=== What you are asked to do ===
Repeat the records below exactly, leaving out any pictures.

=== Records for processing ===
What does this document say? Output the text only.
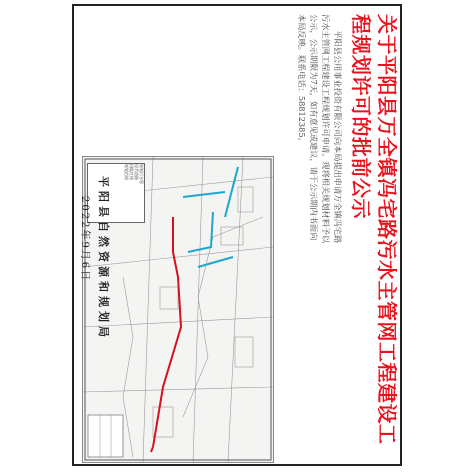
关于平阳县万全镇冯宅路污水主管网工程建设工程规划许可的批前公示
平阳县公用事业投资有限公司向本局提出申请万全镇冯宅路污水主管网工程建设工程规划许可申请。现将相关规划材料予以公示，公示期限为7天，如有意见或建议，请于公示期内书面向本局反映。联系电话：58812385。
规划污水管
现状道路
用地红线
规划范围
平阳县自然资源和规划局
2022年9月6日
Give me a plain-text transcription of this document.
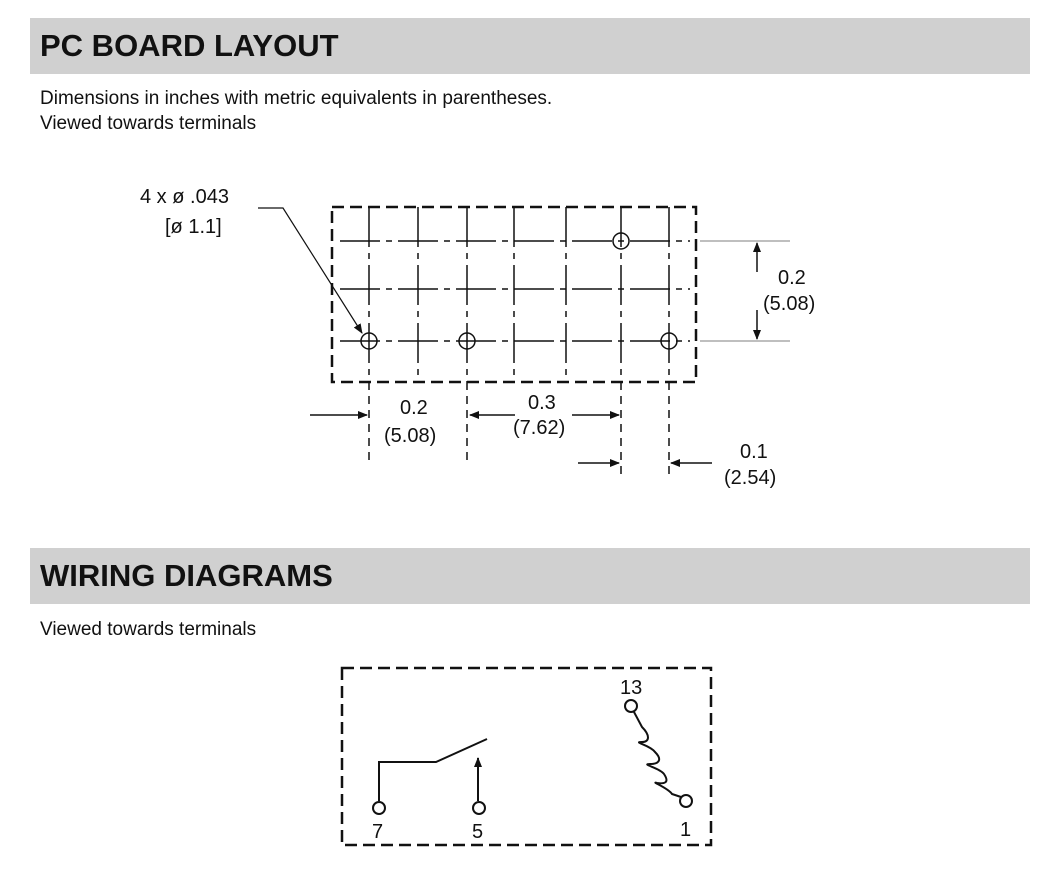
PC BOARD LAYOUT
Dimensions in inches with metric equivalents in parentheses.
Viewed towards terminals
WIRING DIAGRAMS
Viewed towards terminals
4 x ø .043
[ø 1.1]
0.2
(5.08)
0.2
(5.08)
0.3
(7.62)
0.1
(2.54)
7	5
13
1
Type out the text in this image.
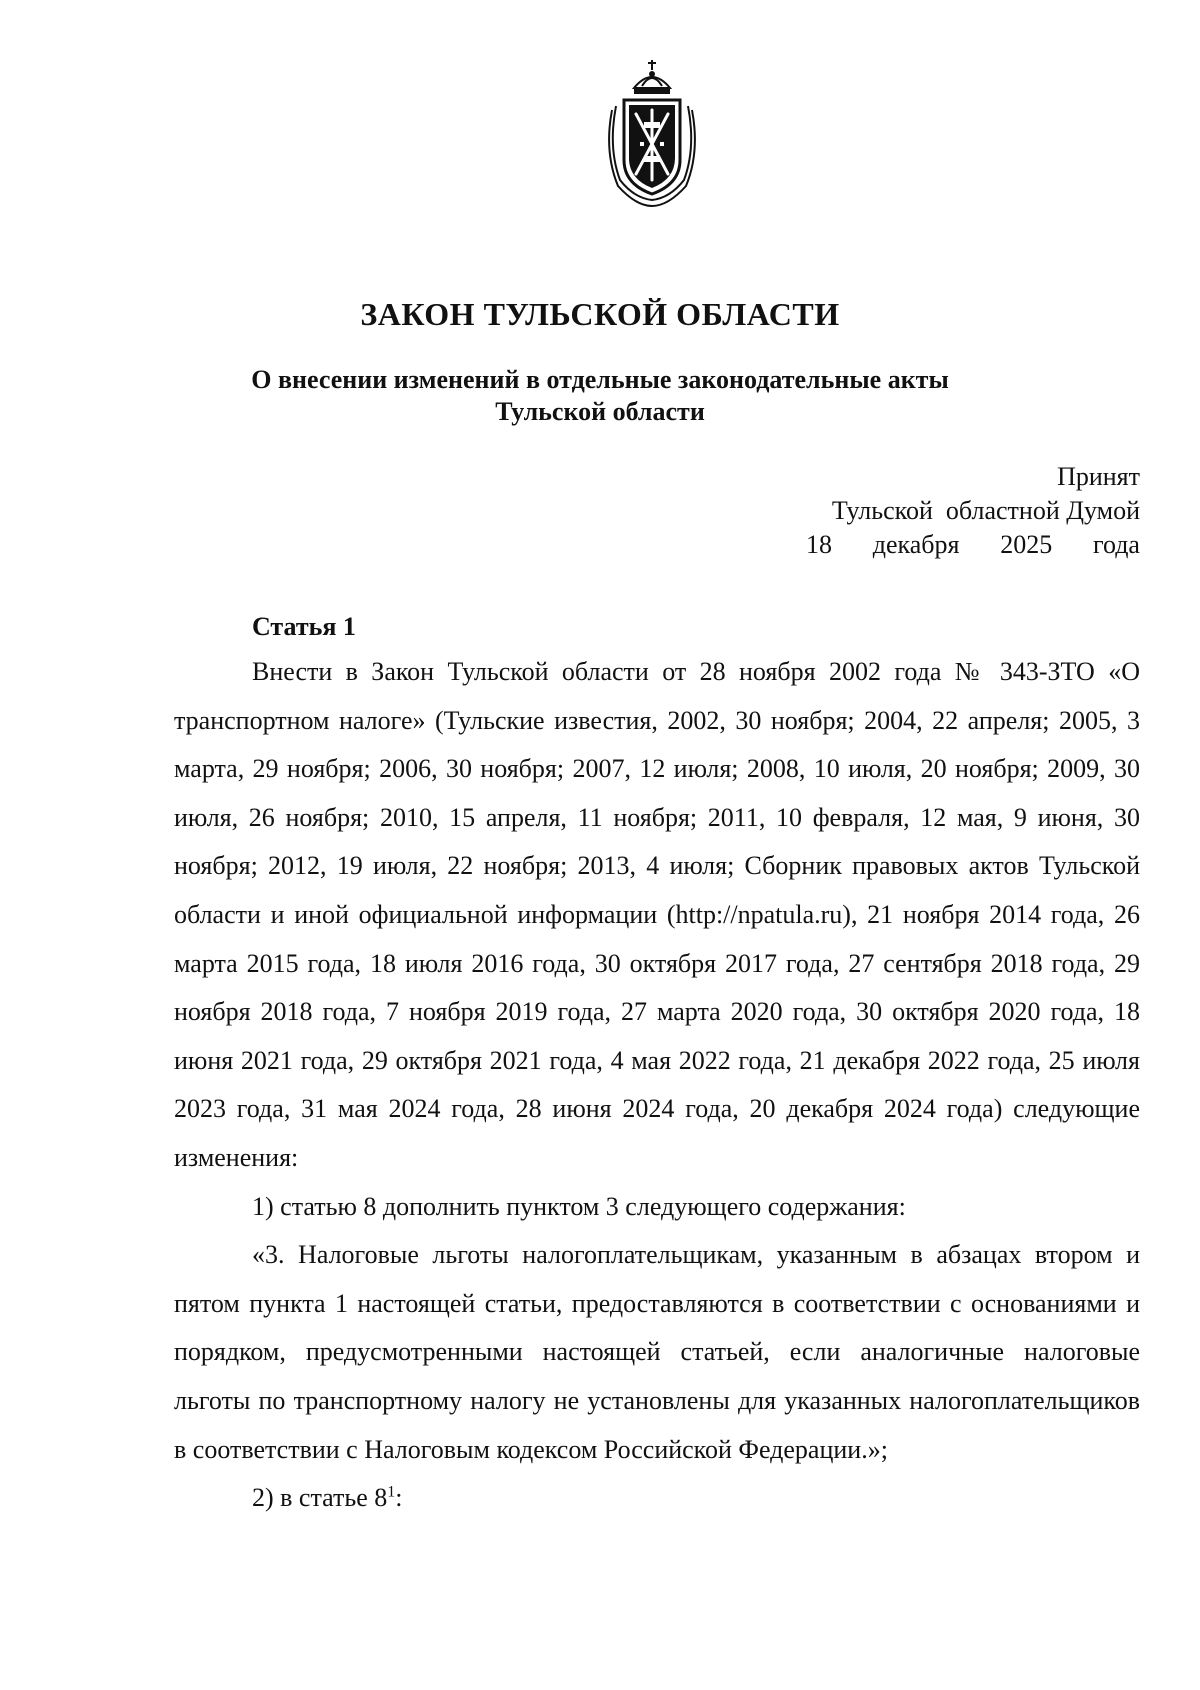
ЗАКОН ТУЛЬСКОЙ ОБЛАСТИ
О внесении изменений в отдельные законодательные акты
Тульской области
Принят
Тульской  областной Думой
18 декабря 2025 года
Статья 1

Внести в Закон Тульской области от 28 ноября 2002 года № 343-ЗТО «О транспортном налоге» (Тульские известия, 2002, 30 ноября; 2004, 22 апреля; 2005, 3 марта, 29 ноября; 2006, 30 ноября; 2007, 12 июля; 2008, 10 июля, 20 ноября; 2009, 30 июля, 26 ноября; 2010, 15 апреля, 11 ноября; 2011, 10 февраля, 12 мая, 9 июня, 30 ноября; 2012, 19 июля, 22 ноября; 2013, 4 июля; Сборник правовых актов Тульской области и иной официальной информации (http://npatula.ru), 21 ноября 2014 года, 26 марта 2015 года, 18 июля 2016 года, 30 октября 2017 года, 27 сентября 2018 года, 29 ноября 2018 года, 7 ноября 2019 года, 27 марта 2020 года, 30 октября 2020 года, 18 июня 2021 года, 29 октября 2021 года, 4 мая 2022 года, 21 декабря 2022 года, 25 июля 2023 года, 31 мая 2024 года, 28 июня 2024 года, 20 декабря 2024 года) следующие изменения:

1) статью 8 дополнить пунктом 3 следующего содержания:

«3. Налоговые льготы налогоплательщикам, указанным в абзацах втором и пятом пункта 1 настоящей статьи, предоставляются в соответствии с основаниями и порядком, предусмотренными настоящей статьей, если аналогичные налоговые льготы по транспортному налогу не установлены для указанных налогоплательщиков в соответствии с Налоговым кодексом Российской Федерации.»;

2) в статье $8^1$:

=== Answer below ===
What does this document say? Output the text only.
关于平阳县万全镇冯宅路污水主管网工程建设工程规划许可的批前公示
平阳县公用事业投资有限公司向本局提出申请万全镇冯宅路污水主管网工程建设工程规划许可申请。现将相关规划材料予以公示，公示期限为7天，如有意见或建议，请于公示期内书面向本局反映。联系电话：58812385。
规划污水管
现状道路
用地红线
规划范围
平阳县自然资源和规划局
2022年9月6日
Give me a plain-text transcription of this document.
PC BOARD LAYOUT
Dimensions in inches with metric equivalents in parentheses.
Viewed towards terminals
WIRING DIAGRAMS
Viewed towards terminals
4 x ø .043
[ø 1.1]
0.2
(5.08)
0.2
(5.08)
0.3
(7.62)
0.1
(2.54)
7	5
13
1
Type out the text in this image.
ЗАКОН ТУЛЬСКОЙ ОБЛАСТИ
О внесении изменений в отдельные законодательные акты
Тульской области
Принят
Тульской  областной Думой
18 декабря 2025 года
Статья 1

Внести в Закон Тульской области от 28 ноября 2002 года № 343-ЗТО «О транспортном налоге» (Тульские известия, 2002, 30 ноября; 2004, 22 апреля; 2005, 3 марта, 29 ноября; 2006, 30 ноября; 2007, 12 июля; 2008, 10 июля, 20 ноября; 2009, 30 июля, 26 ноября; 2010, 15 апреля, 11 ноября; 2011, 10 февраля, 12 мая, 9 июня, 30 ноября; 2012, 19 июля, 22 ноября; 2013, 4 июля; Сборник правовых актов Тульской области и иной официальной информации (http://npatula.ru), 21 ноября 2014 года, 26 марта 2015 года, 18 июля 2016 года, 30 октября 2017 года, 27 сентября 2018 года, 29 ноября 2018 года, 7 ноября 2019 года, 27 марта 2020 года, 30 октября 2020 года, 18 июня 2021 года, 29 октября 2021 года, 4 мая 2022 года, 21 декабря 2022 года, 25 июля 2023 года, 31 мая 2024 года, 28 июня 2024 года, 20 декабря 2024 года) следующие изменения:

1) статью 8 дополнить пунктом 3 следующего содержания:

«3. Налоговые льготы налогоплательщикам, указанным в абзацах втором и пятом пункта 1 настоящей статьи, предоставляются в соответствии с основаниями и порядком, предусмотренными настоящей статьей, если аналогичные налоговые льготы по транспортному налогу не установлены для указанных налогоплательщиков в соответствии с Налоговым кодексом Российской Федерации.»;

2) в статье $8^1$:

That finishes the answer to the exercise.